─── Record extracts ───

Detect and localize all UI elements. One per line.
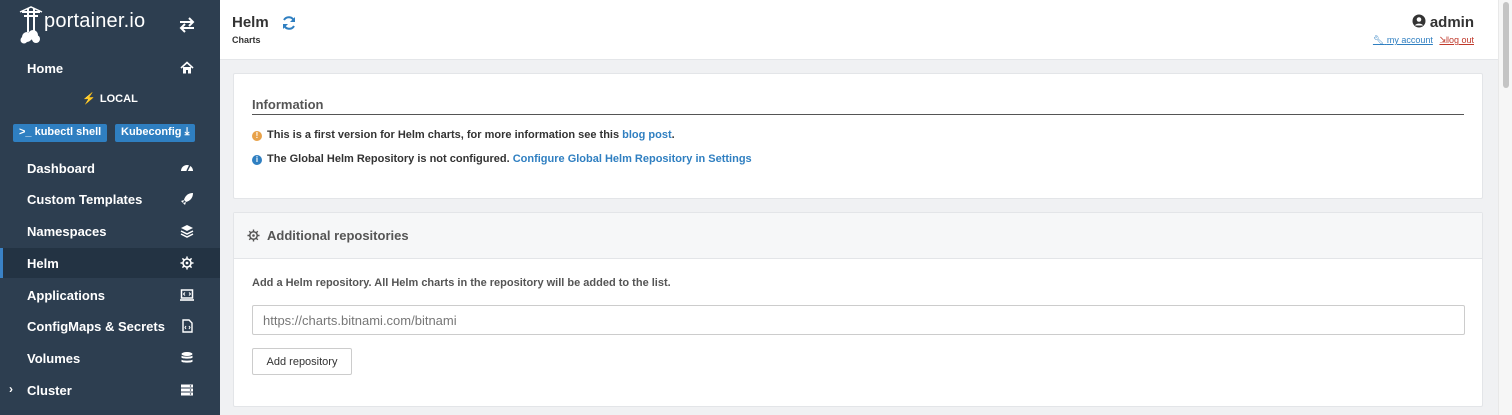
scrollbar-thumb[interactable]	[1503, 2, 1509, 88]
configure-global-repo-link[interactable]: Configure Global Helm Repository in Sett…	[513, 153, 752, 165]
sidebar-item-home[interactable]: Home	[0, 53, 220, 83]
sidebar-item-configmaps-secrets[interactable]: ConfigMaps & Secrets	[0, 311, 220, 341]
layers-icon	[180, 225, 194, 238]
information-panel: Information ! This is a first version for…	[233, 73, 1483, 199]
chevron-right-icon: ›	[9, 382, 13, 396]
my-account-link[interactable]: 🔧︎ my account	[1373, 35, 1433, 45]
rocket-icon	[181, 193, 193, 205]
sign-out-icon: ⇲	[1439, 35, 1447, 45]
page-title: Helm	[232, 14, 269, 31]
sidebar-item-label: Cluster	[27, 383, 72, 398]
plug-icon: ⚡	[82, 93, 96, 105]
sidebar: portainer.io Home ⚡ LOCAL >_ kubectl shel…	[0, 0, 220, 415]
download-icon: ⤓	[184, 126, 190, 138]
laptop-code-icon	[180, 289, 194, 301]
username: admin	[1429, 14, 1474, 31]
server-icon	[181, 384, 193, 396]
kubeconfig-label: Kubeconfig	[121, 126, 182, 138]
sidebar-item-label: Custom Templates	[27, 192, 143, 207]
sidebar-item-label: Volumes	[27, 351, 81, 366]
repositories-title: Additional repositories	[267, 228, 409, 243]
swap-toggle-icon[interactable]	[178, 16, 196, 34]
divider	[252, 114, 1464, 115]
helm-icon	[180, 256, 194, 270]
sidebar-item-label: ConfigMaps & Secrets	[27, 319, 165, 334]
sidebar-item-label: Applications	[27, 288, 106, 303]
environment-label: ⚡ LOCAL	[82, 93, 138, 105]
info-circle-icon: i	[252, 155, 262, 165]
helm-icon	[247, 229, 260, 242]
info-line-global-repo: i The Global Helm Repository is not confi…	[252, 153, 752, 165]
user-links: 🔧︎ my account ⇲log out	[1373, 35, 1474, 46]
home-icon	[180, 61, 194, 74]
page-header: Helm Charts admin 🔧︎ my account ⇲log out	[220, 0, 1498, 60]
sidebar-item-label: Home	[27, 61, 64, 76]
sidebar-item-label: Helm	[27, 256, 59, 271]
sidebar-item-label: Dashboard	[27, 161, 95, 176]
brand-name: portainer.io	[44, 10, 146, 32]
file-code-icon	[182, 319, 193, 333]
repositories-header: Additional repositories	[234, 213, 1482, 259]
user-circle-icon	[1412, 14, 1426, 28]
page-subtitle: Charts	[232, 35, 261, 45]
exclamation-circle-icon: !	[252, 131, 262, 141]
repositories-description: Add a Helm repository. All Helm charts i…	[252, 277, 671, 289]
wrench-icon: 🔧︎	[1372, 35, 1385, 45]
sidebar-item-label: Namespaces	[27, 224, 107, 239]
tachometer-icon	[181, 164, 193, 172]
info-line-helm-version: ! This is a first version for Helm charts…	[252, 129, 675, 141]
sidebar-item-custom-templates[interactable]: Custom Templates	[0, 184, 220, 214]
database-icon	[181, 352, 193, 363]
sidebar-item-namespaces[interactable]: Namespaces	[0, 216, 220, 246]
sidebar-item-helm[interactable]: Helm	[0, 248, 220, 278]
portainer-logo-icon	[19, 6, 43, 44]
sidebar-item-applications[interactable]: Applications	[0, 280, 220, 310]
brand: portainer.io	[0, 0, 220, 48]
repository-url-input[interactable]	[252, 305, 1465, 335]
sidebar-item-cluster[interactable]: › Cluster	[0, 375, 220, 405]
user-menu: admin	[1412, 14, 1474, 31]
kubectl-shell-button[interactable]: >_ kubectl shell	[13, 124, 108, 142]
sidebar-item-dashboard[interactable]: Dashboard	[0, 153, 220, 183]
logout-link[interactable]: ⇲log out	[1439, 35, 1474, 45]
sidebar-item-volumes[interactable]: Volumes	[0, 343, 220, 373]
page-scrollbar[interactable]	[1498, 0, 1512, 415]
refresh-icon[interactable]	[281, 15, 297, 31]
repositories-panel: Additional repositories Add a Helm repos…	[233, 212, 1483, 407]
kubeconfig-button[interactable]: Kubeconfig ⤓	[115, 124, 196, 142]
blog-post-link[interactable]: blog post	[622, 129, 672, 141]
information-title: Information	[252, 97, 324, 112]
add-repository-button[interactable]: Add repository	[252, 348, 352, 375]
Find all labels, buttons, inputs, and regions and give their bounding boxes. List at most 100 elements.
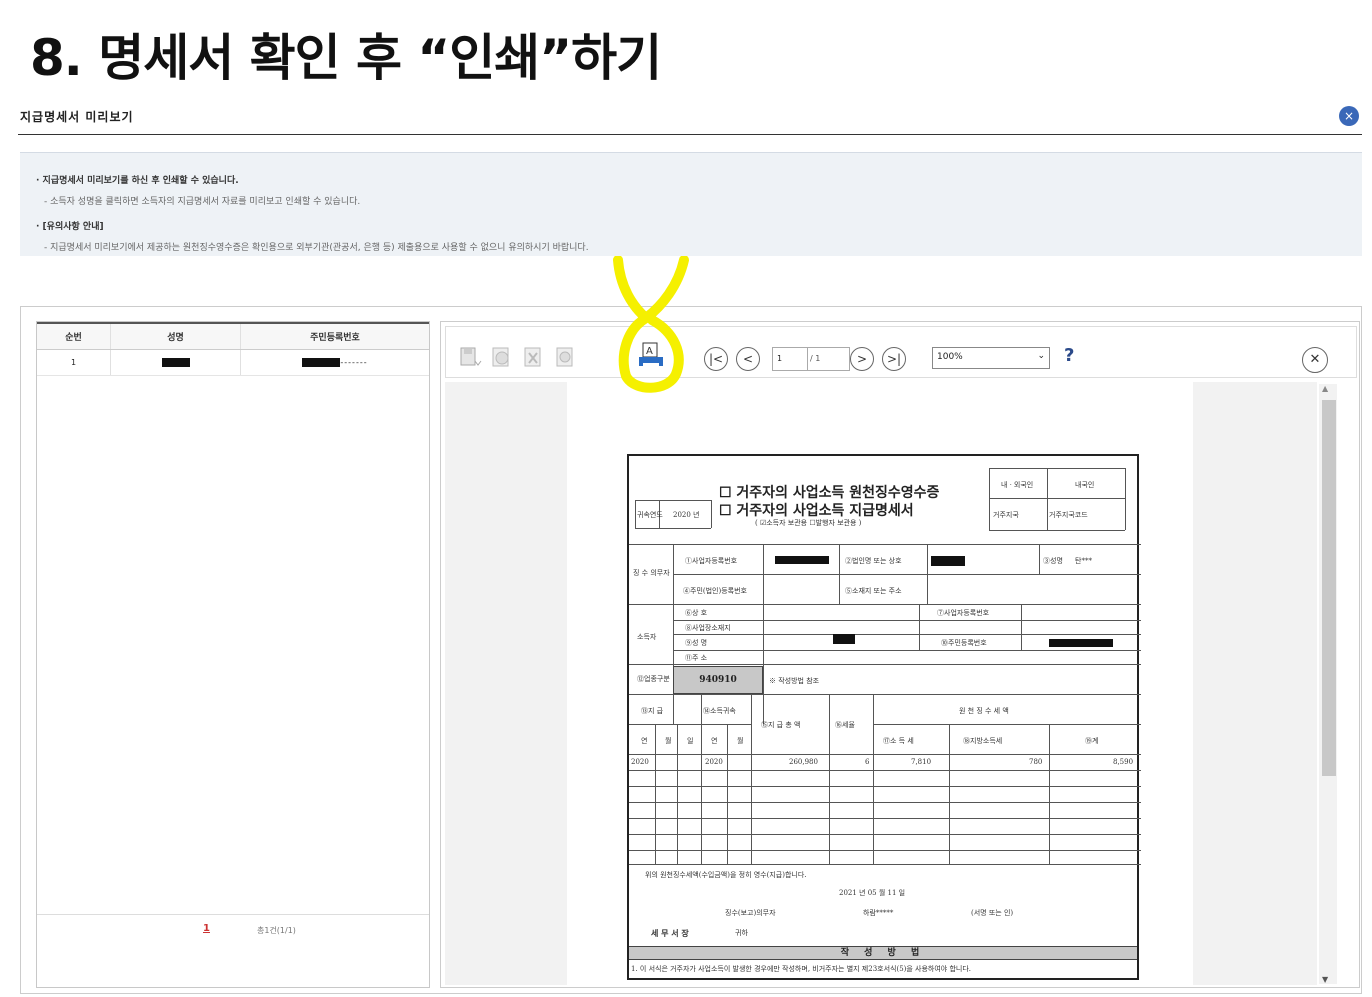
scroll-down-arrow[interactable]: ▼ [1322,975,1328,984]
redacted-id [302,358,341,367]
row-total: 260,980 [789,758,818,766]
redacted-biz-no [775,556,829,564]
row-no: 1 [37,350,111,375]
header-no: 순번 [37,324,111,349]
field-earner-biz-no: ⑦사업자등록번호 [937,609,990,617]
form-method-title: 작 성 방 법 [629,946,1137,960]
col-year: 연 [641,737,648,745]
col-belong-year: 연 [711,737,718,745]
field-trade-name: ⑥상 호 [685,609,708,617]
col-day: 일 [687,737,694,745]
residence-code-label: 거주지국코드 [1049,511,1088,519]
last-page-button[interactable]: >| [882,347,906,371]
row-local-tax: 780 [1029,758,1043,766]
field-biz-no: ①사업자등록번호 [685,557,738,565]
title-divider [18,134,1362,135]
redacted-earner-id [1049,639,1113,647]
industry-code: 940910 [673,666,763,694]
row-id-suffix: ------- [340,358,368,367]
form-subtitle: ( ☑소득자 보관용 ☐발행자 보관용 ) [755,519,862,527]
notice-line: · [유의사항 안내] [36,222,104,232]
field-payer-name: ③성명 [1043,557,1063,565]
col-local-tax: ⑱지방소득세 [963,737,1003,745]
first-page-button[interactable]: |< [704,347,728,371]
pdf-export-icon[interactable] [490,345,514,369]
payer-name-value: 탄*** [1075,557,1092,565]
col-rate: ⑯세율 [835,721,855,729]
notice-line: - 지급명세서 미리보기에서 제공하는 원천징수영수증은 확인용으로 외부기관(… [44,243,589,253]
resident-value: 내국인 [1075,481,1095,489]
redacted-name [161,358,190,367]
form-tax-office: 세 무 서 장 [651,928,689,938]
field-corp-name: ②법인명 또는 상호 [845,557,902,565]
col-belong-month: 월 [737,737,744,745]
notice-line: - 소득자 성명을 클릭하면 소득자의 지급명세서 자료를 미리보고 인쇄할 수… [44,197,361,207]
col-income-tax: ⑰소 득 세 [883,737,914,745]
field-address: ⑤소재지 또는 주소 [845,587,902,595]
page-title: 8. 명세서 확인 후 “인쇄”하기 [30,29,662,87]
save-icon[interactable] [458,345,482,369]
header-name: 성명 [111,324,241,349]
row-pay-year: 2020 [631,758,649,766]
col-withheld: 원 천 징 수 세 액 [959,707,1009,715]
viewer-scrollbar[interactable]: ▲ ▼ [1319,384,1337,984]
row-sum: 8,590 [1113,758,1134,766]
field-biz-address: ⑧사업장소재지 [685,624,731,632]
earner-list-panel: 순번 성명 주민등록번호 1 ------- 1 총1건(1/1) [36,321,430,988]
hwp-export-icon[interactable] [554,345,578,369]
highlight-mark [613,256,689,393]
pager-current[interactable]: 1 [203,923,210,934]
withholding-receipt-form: ☐ 거주자의 사업소득 원천징수영수증 ☐ 거주자의 사업소득 지급명세서 ( … [627,454,1141,980]
next-page-button[interactable]: > [850,347,874,371]
help-icon[interactable]: ? [1064,345,1074,366]
zoom-value: 100% [937,352,963,362]
field-resident-no: ④주민(법인)등록번호 [683,587,747,595]
form-tax-office-suffix: 귀하 [735,929,748,937]
industry-code-label: ⑫업종구분 [637,675,670,683]
list-header: 순번 성명 주민등록번호 [37,322,429,350]
modal-close-button[interactable]: × [1339,106,1359,126]
col-month: 월 [665,737,672,745]
notice-box: · 지급명세서 미리보기를 하신 후 인쇄할 수 있습니다. - 소득자 성명을… [20,152,1362,256]
field-earner-id: ⑩주민등록번호 [941,639,987,647]
scroll-thumb[interactable] [1322,400,1336,776]
table-row[interactable]: 1 ------- [37,350,429,376]
list-footer-divider [37,914,429,915]
payer-label: 징 수 의무자 [633,569,670,577]
row-id: ------- [241,350,429,375]
col-sum: ⑲계 [1085,737,1099,745]
pager-info: 총1건(1/1) [257,926,296,935]
preview-page: ☐ 거주자의 사업소득 원천징수영수증 ☐ 거주자의 사업소득 지급명세서 ( … [567,382,1193,985]
form-payer-role: 징수(보고)의무자 [725,909,776,917]
form-date: 2021 년 05 월 11 일 [839,889,906,897]
viewer-toolbar: A |< < 1 / 1 > >| 100% ⌄ ? ✕ [445,326,1357,378]
header-id: 주민등록번호 [310,333,360,343]
field-earner-address: ⑪주 소 [685,654,708,662]
form-method-line: 1. 이 서식은 거주자가 사업소득이 발생한 경우에만 작성하며, 비거주자는… [631,965,972,973]
page-total: / 1 [806,347,850,371]
form-title-receipt: ☐ 거주자의 사업소득 원천징수영수증 [719,485,940,501]
zoom-select[interactable]: 100% ⌄ [932,347,1050,369]
scroll-up-arrow[interactable]: ▲ [1322,384,1328,393]
row-rate: 6 [865,758,870,766]
redacted-corp-name [931,556,965,566]
col-payment: ⑬지 급 [641,707,664,715]
col-belong: ⑭소득귀속 [703,707,736,715]
earner-label: 소득자 [637,633,657,641]
row-name-link[interactable] [111,350,241,375]
industry-code-note: ※ 작성방법 참조 [769,677,820,685]
preview-area: ☐ 거주자의 사업소득 원천징수영수증 ☐ 거주자의 사업소득 지급명세서 ( … [445,382,1317,985]
year-label: 귀속연도 [637,511,663,519]
form-payer-name: 하람***** [863,909,894,917]
redacted-earner-name [833,634,855,644]
row-income-tax: 7,810 [911,758,932,766]
modal-title: 지급명세서 미리보기 [20,110,134,124]
row-belong-year: 2020 [705,758,723,766]
page-number-input[interactable]: 1 [772,347,808,371]
viewer-close-button[interactable]: ✕ [1302,347,1328,373]
year-value: 2020 년 [673,511,700,519]
form-confirm-text: 위의 원천징수세액(수입금액)을 정히 영수(지급)합니다. [645,871,807,879]
prev-page-button[interactable]: < [736,347,760,371]
form-title-statement: ☐ 거주자의 사업소득 지급명세서 [719,503,914,519]
excel-export-icon[interactable] [522,345,546,369]
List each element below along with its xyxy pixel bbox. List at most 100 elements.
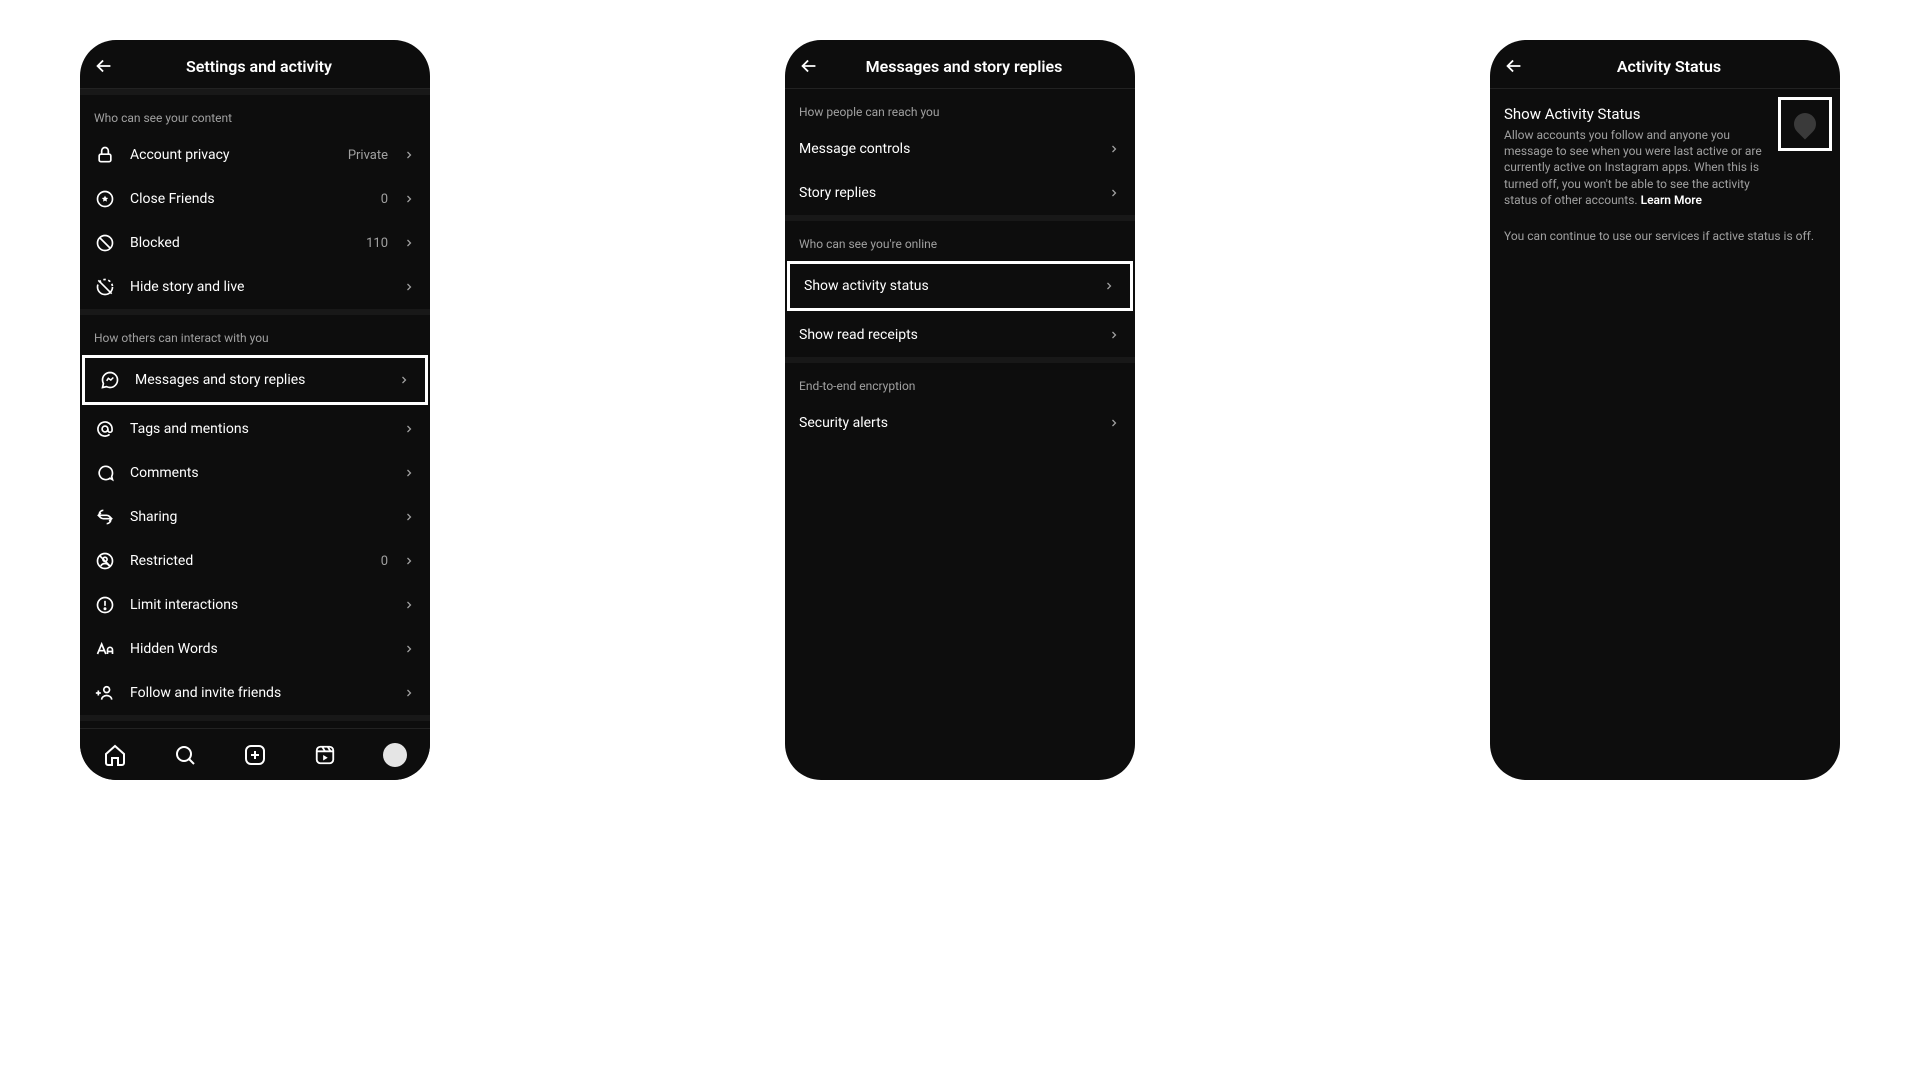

───

Written task: List every line in the records above that contains the string "export". Case counts.

Response to this exercise:
pdf-export-icon[interactable] [490,345,514,369]
hwp-export-icon[interactable] [554,345,578,369]
excel-export-icon[interactable] [522,345,546,369]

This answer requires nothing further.